WHAT THE TASK REQUIRES
From the page excerpt below, copy word for word the part starting at "Edward Said published" and ending at "testimonial, geopolitical analysis.".

PAGE EXCERPT
We’ve seen over and over how Israeli lies serve as distractions. They say without evidence that Palestinians bombed their own hospitals or killed their own journalists, and we spend time backspacing their claims as Israeli snipers shoot into maternity wards. Always, what’s under discussion in Western media is kept peripheral to the reality of Palestinians, as with the extensive coverage of protest chants and college professors and congressional hearings. Meanwhile, there is an actual genocide ongoing in Gaza, which, despite the recent ICJ decision, still largely isn’t recognized as such in the West.
Edward Said published “Permission to Narrate” in The London Review of Books in February 1984, less than two years after the end of the Israeli siege of Beirut. In the essay he moves through a representative cross-genre sampling of the many books written about the occupation of Lebanon: international investigation, ethnography and testimonial, geopolitical analysis.

EXTRACTED MATERIAL
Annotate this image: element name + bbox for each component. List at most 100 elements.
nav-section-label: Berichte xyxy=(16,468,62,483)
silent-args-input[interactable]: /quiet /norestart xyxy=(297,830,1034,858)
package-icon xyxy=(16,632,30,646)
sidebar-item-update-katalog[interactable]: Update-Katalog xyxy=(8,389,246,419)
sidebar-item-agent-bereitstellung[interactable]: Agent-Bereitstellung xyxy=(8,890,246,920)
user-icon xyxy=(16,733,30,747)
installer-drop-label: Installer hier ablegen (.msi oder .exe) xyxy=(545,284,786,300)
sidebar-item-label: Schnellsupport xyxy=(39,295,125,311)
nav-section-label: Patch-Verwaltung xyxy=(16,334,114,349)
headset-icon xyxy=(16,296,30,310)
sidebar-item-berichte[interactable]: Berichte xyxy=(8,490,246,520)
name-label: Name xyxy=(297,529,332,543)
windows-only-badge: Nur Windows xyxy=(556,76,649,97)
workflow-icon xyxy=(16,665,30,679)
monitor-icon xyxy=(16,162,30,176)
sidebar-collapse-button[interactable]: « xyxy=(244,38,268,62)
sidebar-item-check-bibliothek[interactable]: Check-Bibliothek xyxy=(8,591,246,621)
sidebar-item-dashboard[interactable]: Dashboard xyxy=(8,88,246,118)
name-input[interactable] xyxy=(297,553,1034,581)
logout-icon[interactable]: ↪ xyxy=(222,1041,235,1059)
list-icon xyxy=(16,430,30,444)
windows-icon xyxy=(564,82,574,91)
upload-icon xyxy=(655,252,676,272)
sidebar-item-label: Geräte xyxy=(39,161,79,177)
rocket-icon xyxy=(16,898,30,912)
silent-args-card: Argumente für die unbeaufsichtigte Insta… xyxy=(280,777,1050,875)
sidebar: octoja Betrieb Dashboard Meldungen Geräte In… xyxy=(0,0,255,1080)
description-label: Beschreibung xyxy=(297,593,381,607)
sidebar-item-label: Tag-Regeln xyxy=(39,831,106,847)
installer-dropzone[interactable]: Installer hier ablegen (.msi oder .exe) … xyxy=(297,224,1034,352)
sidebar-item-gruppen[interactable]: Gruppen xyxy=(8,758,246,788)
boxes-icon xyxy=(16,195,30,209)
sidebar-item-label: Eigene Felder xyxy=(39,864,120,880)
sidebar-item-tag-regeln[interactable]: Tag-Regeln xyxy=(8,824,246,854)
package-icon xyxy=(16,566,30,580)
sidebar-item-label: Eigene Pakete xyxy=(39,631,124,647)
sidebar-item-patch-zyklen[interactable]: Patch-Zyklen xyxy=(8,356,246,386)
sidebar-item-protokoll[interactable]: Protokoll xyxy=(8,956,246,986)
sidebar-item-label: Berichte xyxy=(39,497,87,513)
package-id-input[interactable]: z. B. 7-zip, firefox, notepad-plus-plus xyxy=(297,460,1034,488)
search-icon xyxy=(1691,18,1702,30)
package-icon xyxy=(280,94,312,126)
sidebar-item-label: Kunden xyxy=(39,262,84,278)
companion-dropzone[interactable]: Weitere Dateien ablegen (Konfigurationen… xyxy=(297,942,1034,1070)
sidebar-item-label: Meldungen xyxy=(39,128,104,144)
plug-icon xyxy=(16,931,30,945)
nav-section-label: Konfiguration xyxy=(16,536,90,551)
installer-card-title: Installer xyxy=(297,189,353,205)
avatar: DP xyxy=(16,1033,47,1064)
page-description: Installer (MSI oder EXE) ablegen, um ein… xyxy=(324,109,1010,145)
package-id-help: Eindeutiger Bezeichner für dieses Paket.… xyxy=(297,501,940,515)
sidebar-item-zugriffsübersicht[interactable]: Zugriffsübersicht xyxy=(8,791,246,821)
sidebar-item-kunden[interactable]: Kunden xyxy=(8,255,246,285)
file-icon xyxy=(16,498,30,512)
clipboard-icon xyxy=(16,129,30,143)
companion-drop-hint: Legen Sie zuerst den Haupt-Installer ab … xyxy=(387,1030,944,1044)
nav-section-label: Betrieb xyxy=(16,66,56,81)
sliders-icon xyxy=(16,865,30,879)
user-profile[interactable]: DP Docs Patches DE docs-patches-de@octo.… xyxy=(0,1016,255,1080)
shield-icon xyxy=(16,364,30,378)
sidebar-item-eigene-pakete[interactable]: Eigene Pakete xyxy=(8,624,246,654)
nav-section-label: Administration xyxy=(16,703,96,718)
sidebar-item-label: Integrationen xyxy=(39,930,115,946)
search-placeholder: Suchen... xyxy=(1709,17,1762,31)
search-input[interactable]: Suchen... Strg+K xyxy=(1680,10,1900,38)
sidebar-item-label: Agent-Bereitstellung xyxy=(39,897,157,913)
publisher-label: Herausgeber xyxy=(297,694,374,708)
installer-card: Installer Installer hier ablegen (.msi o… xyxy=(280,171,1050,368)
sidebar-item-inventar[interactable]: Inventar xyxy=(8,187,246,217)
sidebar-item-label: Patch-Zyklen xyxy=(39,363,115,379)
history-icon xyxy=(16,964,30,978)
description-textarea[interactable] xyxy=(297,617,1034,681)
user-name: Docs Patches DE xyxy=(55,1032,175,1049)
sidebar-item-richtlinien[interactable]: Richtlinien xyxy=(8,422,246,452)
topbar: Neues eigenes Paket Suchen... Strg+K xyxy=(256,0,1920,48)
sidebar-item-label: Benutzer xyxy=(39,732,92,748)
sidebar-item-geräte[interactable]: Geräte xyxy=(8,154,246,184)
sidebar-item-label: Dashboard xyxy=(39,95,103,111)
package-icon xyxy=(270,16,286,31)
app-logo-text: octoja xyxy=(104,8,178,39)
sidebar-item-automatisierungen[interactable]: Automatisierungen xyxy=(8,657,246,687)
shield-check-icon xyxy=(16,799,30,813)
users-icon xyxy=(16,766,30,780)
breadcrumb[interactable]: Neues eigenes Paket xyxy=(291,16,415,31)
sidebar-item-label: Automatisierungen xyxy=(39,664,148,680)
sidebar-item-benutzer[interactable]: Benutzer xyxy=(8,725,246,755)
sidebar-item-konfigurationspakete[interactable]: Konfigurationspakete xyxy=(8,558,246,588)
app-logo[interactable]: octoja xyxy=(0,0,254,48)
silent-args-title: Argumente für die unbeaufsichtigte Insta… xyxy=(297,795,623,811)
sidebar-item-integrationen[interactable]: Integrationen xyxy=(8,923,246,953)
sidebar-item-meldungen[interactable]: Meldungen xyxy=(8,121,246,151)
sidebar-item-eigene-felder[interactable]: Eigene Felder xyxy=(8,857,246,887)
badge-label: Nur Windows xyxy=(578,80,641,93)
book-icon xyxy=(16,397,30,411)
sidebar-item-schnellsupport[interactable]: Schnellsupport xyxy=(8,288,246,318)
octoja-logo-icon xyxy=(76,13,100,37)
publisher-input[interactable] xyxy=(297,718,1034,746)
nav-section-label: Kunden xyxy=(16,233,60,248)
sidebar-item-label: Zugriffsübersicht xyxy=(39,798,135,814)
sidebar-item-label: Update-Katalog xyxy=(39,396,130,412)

RESULT
Edward Said published “Permission to Narrate” in The London Review of Books in February 1984, less than two years after the end of the Israeli siege of Beirut. In the essay he moves through a representative cross-genre sampling of the many books written about the occupation of Lebanon: international investigation, ethnography and testimonial, geopolitical analysis.